─── Data rows
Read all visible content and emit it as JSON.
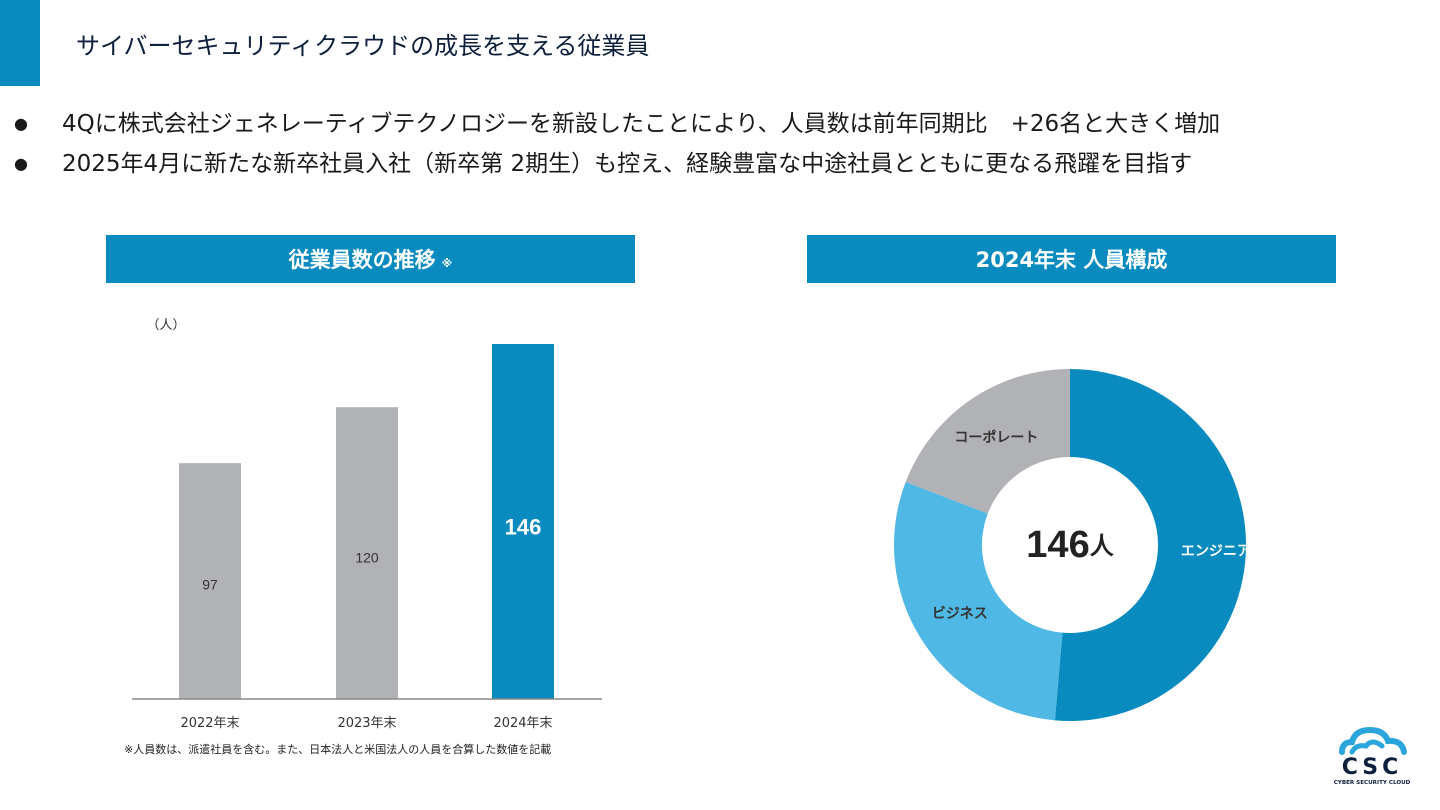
{
  "title": "サイバーセキュリティクラウドの成長を支える従業員",
  "bullets": [
    "4Qに株式会社ジェネレーティブテクノロジーを新設したことにより、人員数は前年同期比　+26名と大きく増加",
    "2025年4月に新たな新卒社員入社（新卒第 2期生）も控え、経験豊富な中途社員とともに更なる飛躍を目指す"
  ],
  "bullet_marker": "●",
  "colors": {
    "accent": "#0a8bbf",
    "gray_bar": "#b1b2b6",
    "engineer": "#0a8bbf",
    "business": "#4fb8e4",
    "corporate": "#b1b2b6"
  },
  "footnote": "※人員数は、派遣社員を含む。また、日本法人と米国法人の人員を合算した数値を記載",
  "logo": {
    "text": "CSC",
    "subtitle": "CYBER SECURITY CLOUD"
  },
  "chart_data": [
    {
      "type": "bar",
      "title": "従業員数の推移",
      "title_note": "※",
      "ylabel": "（人）",
      "categories": [
        "2022年末",
        "2023年末",
        "2024年末"
      ],
      "values": [
        97,
        120,
        146
      ],
      "value_labels": [
        "97",
        "120",
        "146"
      ],
      "bar_colors": [
        "#b1b2b6",
        "#b1b2b6",
        "#0a8bbf"
      ],
      "ylim": [
        0,
        146
      ],
      "grid": false
    },
    {
      "type": "pie",
      "title": "2024年末 人員構成",
      "center_value": "146",
      "center_unit": "人",
      "categories": [
        "エンジニア",
        "ビジネス",
        "コーポレート"
      ],
      "values": [
        75,
        43,
        28
      ],
      "colors": [
        "#0a8bbf",
        "#4fb8e4",
        "#b1b2b6"
      ]
    }
  ]
}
──────
**Stated goal**
Exactly reproduce the entries above, minus the pictures.

**Solved problem**
Read all visible content and emit it as JSON.
{
  "title": "サイバーセキュリティクラウドの成長を支える従業員",
  "bullets": [
    "4Qに株式会社ジェネレーティブテクノロジーを新設したことにより、人員数は前年同期比　+26名と大きく増加",
    "2025年4月に新たな新卒社員入社（新卒第 2期生）も控え、経験豊富な中途社員とともに更なる飛躍を目指す"
  ],
  "bullet_marker": "●",
  "colors": {
    "accent": "#0a8bbf",
    "gray_bar": "#b1b2b6",
    "engineer": "#0a8bbf",
    "business": "#4fb8e4",
    "corporate": "#b1b2b6"
  },
  "footnote": "※人員数は、派遣社員を含む。また、日本法人と米国法人の人員を合算した数値を記載",
  "logo": {
    "text": "CSC",
    "subtitle": "CYBER SECURITY CLOUD"
  },
  "chart_data": [
    {
      "type": "bar",
      "title": "従業員数の推移",
      "title_note": "※",
      "ylabel": "（人）",
      "categories": [
        "2022年末",
        "2023年末",
        "2024年末"
      ],
      "values": [
        97,
        120,
        146
      ],
      "value_labels": [
        "97",
        "120",
        "146"
      ],
      "bar_colors": [
        "#b1b2b6",
        "#b1b2b6",
        "#0a8bbf"
      ],
      "ylim": [
        0,
        146
      ],
      "grid": false
    },
    {
      "type": "pie",
      "title": "2024年末 人員構成",
      "center_value": "146",
      "center_unit": "人",
      "categories": [
        "エンジニア",
        "ビジネス",
        "コーポレート"
      ],
      "values": [
        75,
        43,
        28
      ],
      "colors": [
        "#0a8bbf",
        "#4fb8e4",
        "#b1b2b6"
      ]
    }
  ]
}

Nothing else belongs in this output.